## THE EXERCISE
Print the entries below in their entirety, exactly as they are written.

[Extracted data entries]

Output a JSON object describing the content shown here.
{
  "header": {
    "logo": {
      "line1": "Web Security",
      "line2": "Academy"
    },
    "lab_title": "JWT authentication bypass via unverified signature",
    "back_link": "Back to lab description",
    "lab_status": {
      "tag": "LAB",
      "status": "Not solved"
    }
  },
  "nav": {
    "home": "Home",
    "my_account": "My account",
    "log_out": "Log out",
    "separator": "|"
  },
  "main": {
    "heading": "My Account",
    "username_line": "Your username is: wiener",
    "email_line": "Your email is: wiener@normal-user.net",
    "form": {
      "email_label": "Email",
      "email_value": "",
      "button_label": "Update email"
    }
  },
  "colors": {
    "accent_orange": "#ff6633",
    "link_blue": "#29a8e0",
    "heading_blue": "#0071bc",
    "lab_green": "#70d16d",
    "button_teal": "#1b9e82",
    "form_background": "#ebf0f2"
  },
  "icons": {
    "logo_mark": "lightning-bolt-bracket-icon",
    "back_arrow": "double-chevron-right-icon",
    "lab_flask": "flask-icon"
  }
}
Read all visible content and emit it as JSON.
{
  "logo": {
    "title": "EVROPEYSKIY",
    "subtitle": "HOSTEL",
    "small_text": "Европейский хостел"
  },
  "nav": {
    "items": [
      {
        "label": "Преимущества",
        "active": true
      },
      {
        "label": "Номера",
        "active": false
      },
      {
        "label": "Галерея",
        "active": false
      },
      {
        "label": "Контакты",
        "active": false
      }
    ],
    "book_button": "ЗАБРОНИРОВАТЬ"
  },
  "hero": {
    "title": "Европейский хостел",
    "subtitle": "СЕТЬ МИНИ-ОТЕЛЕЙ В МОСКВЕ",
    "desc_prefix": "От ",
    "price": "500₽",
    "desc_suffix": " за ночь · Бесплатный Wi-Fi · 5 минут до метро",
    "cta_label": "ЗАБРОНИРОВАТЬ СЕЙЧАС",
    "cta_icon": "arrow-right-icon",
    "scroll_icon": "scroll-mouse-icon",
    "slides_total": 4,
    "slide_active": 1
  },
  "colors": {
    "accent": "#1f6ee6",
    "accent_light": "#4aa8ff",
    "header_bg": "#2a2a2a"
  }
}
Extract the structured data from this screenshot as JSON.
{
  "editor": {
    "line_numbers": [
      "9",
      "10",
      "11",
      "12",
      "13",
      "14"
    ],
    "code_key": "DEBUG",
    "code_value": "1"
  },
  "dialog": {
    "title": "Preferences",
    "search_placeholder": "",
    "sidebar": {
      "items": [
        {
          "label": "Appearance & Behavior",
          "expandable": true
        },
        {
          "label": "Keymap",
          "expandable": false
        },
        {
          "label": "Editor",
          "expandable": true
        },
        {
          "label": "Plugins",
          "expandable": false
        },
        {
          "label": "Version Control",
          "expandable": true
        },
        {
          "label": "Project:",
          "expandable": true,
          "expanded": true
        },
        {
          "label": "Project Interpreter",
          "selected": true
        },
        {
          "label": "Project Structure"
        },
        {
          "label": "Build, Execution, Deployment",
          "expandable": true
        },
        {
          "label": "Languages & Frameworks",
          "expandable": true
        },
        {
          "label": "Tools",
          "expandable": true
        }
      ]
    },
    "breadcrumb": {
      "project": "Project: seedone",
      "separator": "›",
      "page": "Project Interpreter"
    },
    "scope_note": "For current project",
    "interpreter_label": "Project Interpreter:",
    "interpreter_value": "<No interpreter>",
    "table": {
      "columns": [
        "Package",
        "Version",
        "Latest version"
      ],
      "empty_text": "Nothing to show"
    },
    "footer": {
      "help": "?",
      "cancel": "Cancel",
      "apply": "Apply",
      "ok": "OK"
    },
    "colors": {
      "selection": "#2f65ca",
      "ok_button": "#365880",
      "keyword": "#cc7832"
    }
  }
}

## FINISHED TASK
Output a JSON object describing the content shown here.
{
  "header": {
    "logo": {
      "line1": "Web Security",
      "line2": "Academy"
    },
    "lab_title": "JWT authentication bypass via unverified signature",
    "back_link": "Back to lab description",
    "lab_status": {
      "tag": "LAB",
      "status": "Not solved"
    }
  },
  "nav": {
    "home": "Home",
    "my_account": "My account",
    "log_out": "Log out",
    "separator": "|"
  },
  "main": {
    "heading": "My Account",
    "username_line": "Your username is: wiener",
    "email_line": "Your email is: wiener@normal-user.net",
    "form": {
      "email_label": "Email",
      "email_value": "",
      "button_label": "Update email"
    }
  },
  "colors": {
    "accent_orange": "#ff6633",
    "link_blue": "#29a8e0",
    "heading_blue": "#0071bc",
    "lab_green": "#70d16d",
    "button_teal": "#1b9e82",
    "form_background": "#ebf0f2"
  },
  "icons": {
    "logo_mark": "lightning-bolt-bracket-icon",
    "back_arrow": "double-chevron-right-icon",
    "lab_flask": "flask-icon"
  }
}
Read all visible content and emit it as JSON.
{
  "logo": {
    "title": "EVROPEYSKIY",
    "subtitle": "HOSTEL",
    "small_text": "Европейский хостел"
  },
  "nav": {
    "items": [
      {
        "label": "Преимущества",
        "active": true
      },
      {
        "label": "Номера",
        "active": false
      },
      {
        "label": "Галерея",
        "active": false
      },
      {
        "label": "Контакты",
        "active": false
      }
    ],
    "book_button": "ЗАБРОНИРОВАТЬ"
  },
  "hero": {
    "title": "Европейский хостел",
    "subtitle": "СЕТЬ МИНИ-ОТЕЛЕЙ В МОСКВЕ",
    "desc_prefix": "От ",
    "price": "500₽",
    "desc_suffix": " за ночь · Бесплатный Wi-Fi · 5 минут до метро",
    "cta_label": "ЗАБРОНИРОВАТЬ СЕЙЧАС",
    "cta_icon": "arrow-right-icon",
    "scroll_icon": "scroll-mouse-icon",
    "slides_total": 4,
    "slide_active": 1
  },
  "colors": {
    "accent": "#1f6ee6",
    "accent_light": "#4aa8ff",
    "header_bg": "#2a2a2a"
  }
}
Extract the structured data from this screenshot as JSON.
{
  "editor": {
    "line_numbers": [
      "9",
      "10",
      "11",
      "12",
      "13",
      "14"
    ],
    "code_key": "DEBUG",
    "code_value": "1"
  },
  "dialog": {
    "title": "Preferences",
    "search_placeholder": "",
    "sidebar": {
      "items": [
        {
          "label": "Appearance & Behavior",
          "expandable": true
        },
        {
          "label": "Keymap",
          "expandable": false
        },
        {
          "label": "Editor",
          "expandable": true
        },
        {
          "label": "Plugins",
          "expandable": false
        },
        {
          "label": "Version Control",
          "expandable": true
        },
        {
          "label": "Project:",
          "expandable": true,
          "expanded": true
        },
        {
          "label": "Project Interpreter",
          "selected": true
        },
        {
          "label": "Project Structure"
        },
        {
          "label": "Build, Execution, Deployment",
          "expandable": true
        },
        {
          "label": "Languages & Frameworks",
          "expandable": true
        },
        {
          "label": "Tools",
          "expandable": true
        }
      ]
    },
    "breadcrumb": {
      "project": "Project: seedone",
      "separator": "›",
      "page": "Project Interpreter"
    },
    "scope_note": "For current project",
    "interpreter_label": "Project Interpreter:",
    "interpreter_value": "<No interpreter>",
    "table": {
      "columns": [
        "Package",
        "Version",
        "Latest version"
      ],
      "empty_text": "Nothing to show"
    },
    "footer": {
      "help": "?",
      "cancel": "Cancel",
      "apply": "Apply",
      "ok": "OK"
    },
    "colors": {
      "selection": "#2f65ca",
      "ok_button": "#365880",
      "keyword": "#cc7832"
    }
  }
}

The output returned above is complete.